### REQUIREMENT
Below is a block of records; repeat each one exactly.

Collected data
--- BEGIN ---
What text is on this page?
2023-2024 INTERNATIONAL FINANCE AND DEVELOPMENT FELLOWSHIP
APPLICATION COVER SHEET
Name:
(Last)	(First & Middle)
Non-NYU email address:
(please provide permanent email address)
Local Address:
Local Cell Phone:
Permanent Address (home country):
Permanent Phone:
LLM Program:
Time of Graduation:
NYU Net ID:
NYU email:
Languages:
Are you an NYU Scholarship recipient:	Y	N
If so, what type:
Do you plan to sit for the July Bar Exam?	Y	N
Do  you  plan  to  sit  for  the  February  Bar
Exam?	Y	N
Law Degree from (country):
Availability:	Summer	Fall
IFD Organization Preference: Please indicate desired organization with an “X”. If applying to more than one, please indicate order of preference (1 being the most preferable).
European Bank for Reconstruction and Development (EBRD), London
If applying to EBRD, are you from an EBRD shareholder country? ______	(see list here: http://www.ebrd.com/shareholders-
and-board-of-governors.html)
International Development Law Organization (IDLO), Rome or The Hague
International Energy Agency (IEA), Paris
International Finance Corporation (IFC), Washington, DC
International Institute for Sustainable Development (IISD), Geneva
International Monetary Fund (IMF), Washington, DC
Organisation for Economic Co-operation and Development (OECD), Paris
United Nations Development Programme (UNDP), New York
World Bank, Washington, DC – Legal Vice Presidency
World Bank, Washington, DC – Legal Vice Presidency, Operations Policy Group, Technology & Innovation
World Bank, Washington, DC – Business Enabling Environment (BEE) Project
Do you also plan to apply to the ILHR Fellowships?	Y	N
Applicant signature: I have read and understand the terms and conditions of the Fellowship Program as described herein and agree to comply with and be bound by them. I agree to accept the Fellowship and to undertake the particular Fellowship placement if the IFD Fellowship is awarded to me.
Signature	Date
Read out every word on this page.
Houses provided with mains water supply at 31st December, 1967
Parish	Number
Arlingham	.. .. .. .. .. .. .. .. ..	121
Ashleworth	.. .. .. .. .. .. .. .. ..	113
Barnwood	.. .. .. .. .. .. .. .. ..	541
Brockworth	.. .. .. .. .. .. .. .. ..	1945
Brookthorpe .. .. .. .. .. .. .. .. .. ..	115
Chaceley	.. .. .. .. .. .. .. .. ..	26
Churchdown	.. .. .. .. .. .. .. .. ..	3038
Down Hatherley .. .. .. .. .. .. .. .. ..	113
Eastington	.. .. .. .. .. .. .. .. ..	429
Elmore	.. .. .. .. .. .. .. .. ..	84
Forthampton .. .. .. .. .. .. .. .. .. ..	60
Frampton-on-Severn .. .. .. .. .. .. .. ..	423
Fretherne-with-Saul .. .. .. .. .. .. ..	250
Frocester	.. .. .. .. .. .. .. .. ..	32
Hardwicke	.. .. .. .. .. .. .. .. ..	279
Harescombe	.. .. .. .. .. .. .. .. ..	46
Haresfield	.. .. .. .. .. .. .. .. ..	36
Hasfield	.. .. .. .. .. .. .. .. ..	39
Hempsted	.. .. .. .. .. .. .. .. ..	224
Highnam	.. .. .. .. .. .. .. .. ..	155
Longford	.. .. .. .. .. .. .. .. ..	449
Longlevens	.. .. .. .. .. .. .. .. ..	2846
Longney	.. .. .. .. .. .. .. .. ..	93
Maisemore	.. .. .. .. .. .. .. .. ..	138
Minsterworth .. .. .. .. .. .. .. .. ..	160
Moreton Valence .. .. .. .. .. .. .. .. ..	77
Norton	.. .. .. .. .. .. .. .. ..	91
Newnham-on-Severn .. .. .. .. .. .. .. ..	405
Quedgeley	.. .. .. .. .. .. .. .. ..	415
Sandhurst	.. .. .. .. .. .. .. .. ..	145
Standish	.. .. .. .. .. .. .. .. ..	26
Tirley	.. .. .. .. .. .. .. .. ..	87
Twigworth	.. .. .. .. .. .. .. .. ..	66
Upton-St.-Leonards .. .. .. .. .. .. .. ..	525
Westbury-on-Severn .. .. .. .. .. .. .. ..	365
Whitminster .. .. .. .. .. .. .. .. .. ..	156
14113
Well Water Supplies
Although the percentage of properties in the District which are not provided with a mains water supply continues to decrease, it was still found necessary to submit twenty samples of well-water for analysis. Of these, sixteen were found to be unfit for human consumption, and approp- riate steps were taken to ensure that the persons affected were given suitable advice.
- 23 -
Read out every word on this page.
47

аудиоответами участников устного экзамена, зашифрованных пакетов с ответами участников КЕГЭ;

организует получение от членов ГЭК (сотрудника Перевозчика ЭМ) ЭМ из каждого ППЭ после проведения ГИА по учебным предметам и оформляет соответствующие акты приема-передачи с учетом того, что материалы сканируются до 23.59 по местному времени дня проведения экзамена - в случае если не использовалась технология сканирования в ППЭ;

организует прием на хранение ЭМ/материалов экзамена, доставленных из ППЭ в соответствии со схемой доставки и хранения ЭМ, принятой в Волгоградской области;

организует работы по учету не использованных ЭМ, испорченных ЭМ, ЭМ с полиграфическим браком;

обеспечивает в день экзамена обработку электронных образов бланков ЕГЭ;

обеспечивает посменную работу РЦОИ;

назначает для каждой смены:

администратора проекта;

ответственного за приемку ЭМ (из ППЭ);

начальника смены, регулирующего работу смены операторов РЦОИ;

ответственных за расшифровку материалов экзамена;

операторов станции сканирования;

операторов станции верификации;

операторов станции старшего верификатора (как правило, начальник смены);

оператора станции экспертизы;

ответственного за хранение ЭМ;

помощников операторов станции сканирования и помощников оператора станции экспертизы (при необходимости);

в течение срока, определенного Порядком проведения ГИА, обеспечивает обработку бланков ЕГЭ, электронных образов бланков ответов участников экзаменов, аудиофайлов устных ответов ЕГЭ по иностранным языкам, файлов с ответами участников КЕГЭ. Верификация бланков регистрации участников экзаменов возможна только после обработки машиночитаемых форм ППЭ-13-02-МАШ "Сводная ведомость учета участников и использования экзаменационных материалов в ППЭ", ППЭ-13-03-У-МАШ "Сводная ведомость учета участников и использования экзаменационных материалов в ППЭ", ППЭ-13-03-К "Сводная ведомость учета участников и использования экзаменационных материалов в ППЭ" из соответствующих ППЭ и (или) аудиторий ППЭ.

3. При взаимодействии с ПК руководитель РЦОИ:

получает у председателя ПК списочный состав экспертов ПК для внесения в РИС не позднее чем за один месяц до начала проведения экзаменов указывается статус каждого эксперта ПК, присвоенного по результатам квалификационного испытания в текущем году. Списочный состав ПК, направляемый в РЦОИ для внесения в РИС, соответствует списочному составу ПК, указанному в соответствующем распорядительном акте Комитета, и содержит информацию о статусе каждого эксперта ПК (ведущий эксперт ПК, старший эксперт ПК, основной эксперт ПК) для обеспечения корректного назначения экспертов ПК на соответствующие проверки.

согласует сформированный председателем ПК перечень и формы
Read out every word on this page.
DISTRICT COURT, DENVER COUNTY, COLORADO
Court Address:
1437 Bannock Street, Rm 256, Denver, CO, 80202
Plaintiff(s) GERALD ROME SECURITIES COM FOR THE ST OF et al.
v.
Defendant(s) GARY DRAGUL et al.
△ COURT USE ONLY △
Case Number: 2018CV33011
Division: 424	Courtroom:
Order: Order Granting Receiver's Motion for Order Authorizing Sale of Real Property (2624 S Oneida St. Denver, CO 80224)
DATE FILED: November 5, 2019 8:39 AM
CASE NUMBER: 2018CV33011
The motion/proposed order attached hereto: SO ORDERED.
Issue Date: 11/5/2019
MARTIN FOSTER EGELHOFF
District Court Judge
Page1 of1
--- END ---
### EXERCISE RESPONSE
What text is on this page?
2023-2024 INTERNATIONAL FINANCE AND DEVELOPMENT FELLOWSHIP
APPLICATION COVER SHEET
Name:
(Last)	(First & Middle)
Non-NYU email address:
(please provide permanent email address)
Local Address:
Local Cell Phone:
Permanent Address (home country):
Permanent Phone:
LLM Program:
Time of Graduation:
NYU Net ID:
NYU email:
Languages:
Are you an NYU Scholarship recipient:	Y	N
If so, what type:
Do you plan to sit for the July Bar Exam?	Y	N
Do  you  plan  to  sit  for  the  February  Bar
Exam?	Y	N
Law Degree from (country):
Availability:	Summer	Fall
IFD Organization Preference: Please indicate desired organization with an “X”. If applying to more than one, please indicate order of preference (1 being the most preferable).
European Bank for Reconstruction and Development (EBRD), London
If applying to EBRD, are you from an EBRD shareholder country? ______	(see list here: http://www.ebrd.com/shareholders-
and-board-of-governors.html)
International Development Law Organization (IDLO), Rome or The Hague
International Energy Agency (IEA), Paris
International Finance Corporation (IFC), Washington, DC
International Institute for Sustainable Development (IISD), Geneva
International Monetary Fund (IMF), Washington, DC
Organisation for Economic Co-operation and Development (OECD), Paris
United Nations Development Programme (UNDP), New York
World Bank, Washington, DC – Legal Vice Presidency
World Bank, Washington, DC – Legal Vice Presidency, Operations Policy Group, Technology & Innovation
World Bank, Washington, DC – Business Enabling Environment (BEE) Project
Do you also plan to apply to the ILHR Fellowships?	Y	N
Applicant signature: I have read and understand the terms and conditions of the Fellowship Program as described herein and agree to comply with and be bound by them. I agree to accept the Fellowship and to undertake the particular Fellowship placement if the IFD Fellowship is awarded to me.
Signature	Date
Read out every word on this page.
Houses provided with mains water supply at 31st December, 1967
Parish	Number
Arlingham	.. .. .. .. .. .. .. .. ..	121
Ashleworth	.. .. .. .. .. .. .. .. ..	113
Barnwood	.. .. .. .. .. .. .. .. ..	541
Brockworth	.. .. .. .. .. .. .. .. ..	1945
Brookthorpe .. .. .. .. .. .. .. .. .. ..	115
Chaceley	.. .. .. .. .. .. .. .. ..	26
Churchdown	.. .. .. .. .. .. .. .. ..	3038
Down Hatherley .. .. .. .. .. .. .. .. ..	113
Eastington	.. .. .. .. .. .. .. .. ..	429
Elmore	.. .. .. .. .. .. .. .. ..	84
Forthampton .. .. .. .. .. .. .. .. .. ..	60
Frampton-on-Severn .. .. .. .. .. .. .. ..	423
Fretherne-with-Saul .. .. .. .. .. .. ..	250
Frocester	.. .. .. .. .. .. .. .. ..	32
Hardwicke	.. .. .. .. .. .. .. .. ..	279
Harescombe	.. .. .. .. .. .. .. .. ..	46
Haresfield	.. .. .. .. .. .. .. .. ..	36
Hasfield	.. .. .. .. .. .. .. .. ..	39
Hempsted	.. .. .. .. .. .. .. .. ..	224
Highnam	.. .. .. .. .. .. .. .. ..	155
Longford	.. .. .. .. .. .. .. .. ..	449
Longlevens	.. .. .. .. .. .. .. .. ..	2846
Longney	.. .. .. .. .. .. .. .. ..	93
Maisemore	.. .. .. .. .. .. .. .. ..	138
Minsterworth .. .. .. .. .. .. .. .. ..	160
Moreton Valence .. .. .. .. .. .. .. .. ..	77
Norton	.. .. .. .. .. .. .. .. ..	91
Newnham-on-Severn .. .. .. .. .. .. .. ..	405
Quedgeley	.. .. .. .. .. .. .. .. ..	415
Sandhurst	.. .. .. .. .. .. .. .. ..	145
Standish	.. .. .. .. .. .. .. .. ..	26
Tirley	.. .. .. .. .. .. .. .. ..	87
Twigworth	.. .. .. .. .. .. .. .. ..	66
Upton-St.-Leonards .. .. .. .. .. .. .. ..	525
Westbury-on-Severn .. .. .. .. .. .. .. ..	365
Whitminster .. .. .. .. .. .. .. .. .. ..	156
14113
Well Water Supplies
Although the percentage of properties in the District which are not provided with a mains water supply continues to decrease, it was still found necessary to submit twenty samples of well-water for analysis. Of these, sixteen were found to be unfit for human consumption, and approp- riate steps were taken to ensure that the persons affected were given suitable advice.
- 23 -
Read out every word on this page.
47

аудиоответами участников устного экзамена, зашифрованных пакетов с ответами участников КЕГЭ;

организует получение от членов ГЭК (сотрудника Перевозчика ЭМ) ЭМ из каждого ППЭ после проведения ГИА по учебным предметам и оформляет соответствующие акты приема-передачи с учетом того, что материалы сканируются до 23.59 по местному времени дня проведения экзамена - в случае если не использовалась технология сканирования в ППЭ;

организует прием на хранение ЭМ/материалов экзамена, доставленных из ППЭ в соответствии со схемой доставки и хранения ЭМ, принятой в Волгоградской области;

организует работы по учету не использованных ЭМ, испорченных ЭМ, ЭМ с полиграфическим браком;

обеспечивает в день экзамена обработку электронных образов бланков ЕГЭ;

обеспечивает посменную работу РЦОИ;

назначает для каждой смены:

администратора проекта;

ответственного за приемку ЭМ (из ППЭ);

начальника смены, регулирующего работу смены операторов РЦОИ;

ответственных за расшифровку материалов экзамена;

операторов станции сканирования;

операторов станции верификации;

операторов станции старшего верификатора (как правило, начальник смены);

оператора станции экспертизы;

ответственного за хранение ЭМ;

помощников операторов станции сканирования и помощников оператора станции экспертизы (при необходимости);

в течение срока, определенного Порядком проведения ГИА, обеспечивает обработку бланков ЕГЭ, электронных образов бланков ответов участников экзаменов, аудиофайлов устных ответов ЕГЭ по иностранным языкам, файлов с ответами участников КЕГЭ. Верификация бланков регистрации участников экзаменов возможна только после обработки машиночитаемых форм ППЭ-13-02-МАШ "Сводная ведомость учета участников и использования экзаменационных материалов в ППЭ", ППЭ-13-03-У-МАШ "Сводная ведомость учета участников и использования экзаменационных материалов в ППЭ", ППЭ-13-03-К "Сводная ведомость учета участников и использования экзаменационных материалов в ППЭ" из соответствующих ППЭ и (или) аудиторий ППЭ.

3. При взаимодействии с ПК руководитель РЦОИ:

получает у председателя ПК списочный состав экспертов ПК для внесения в РИС не позднее чем за один месяц до начала проведения экзаменов указывается статус каждого эксперта ПК, присвоенного по результатам квалификационного испытания в текущем году. Списочный состав ПК, направляемый в РЦОИ для внесения в РИС, соответствует списочному составу ПК, указанному в соответствующем распорядительном акте Комитета, и содержит информацию о статусе каждого эксперта ПК (ведущий эксперт ПК, старший эксперт ПК, основной эксперт ПК) для обеспечения корректного назначения экспертов ПК на соответствующие проверки.

согласует сформированный председателем ПК перечень и формы
Read out every word on this page.
DISTRICT COURT, DENVER COUNTY, COLORADO
Court Address:
1437 Bannock Street, Rm 256, Denver, CO, 80202
Plaintiff(s) GERALD ROME SECURITIES COM FOR THE ST OF et al.
v.
Defendant(s) GARY DRAGUL et al.
△ COURT USE ONLY △
Case Number: 2018CV33011
Division: 424	Courtroom:
Order: Order Granting Receiver's Motion for Order Authorizing Sale of Real Property (2624 S Oneida St. Denver, CO 80224)
DATE FILED: November 5, 2019 8:39 AM
CASE NUMBER: 2018CV33011
The motion/proposed order attached hereto: SO ORDERED.
Issue Date: 11/5/2019
MARTIN FOSTER EGELHOFF
District Court Judge
Page1 of1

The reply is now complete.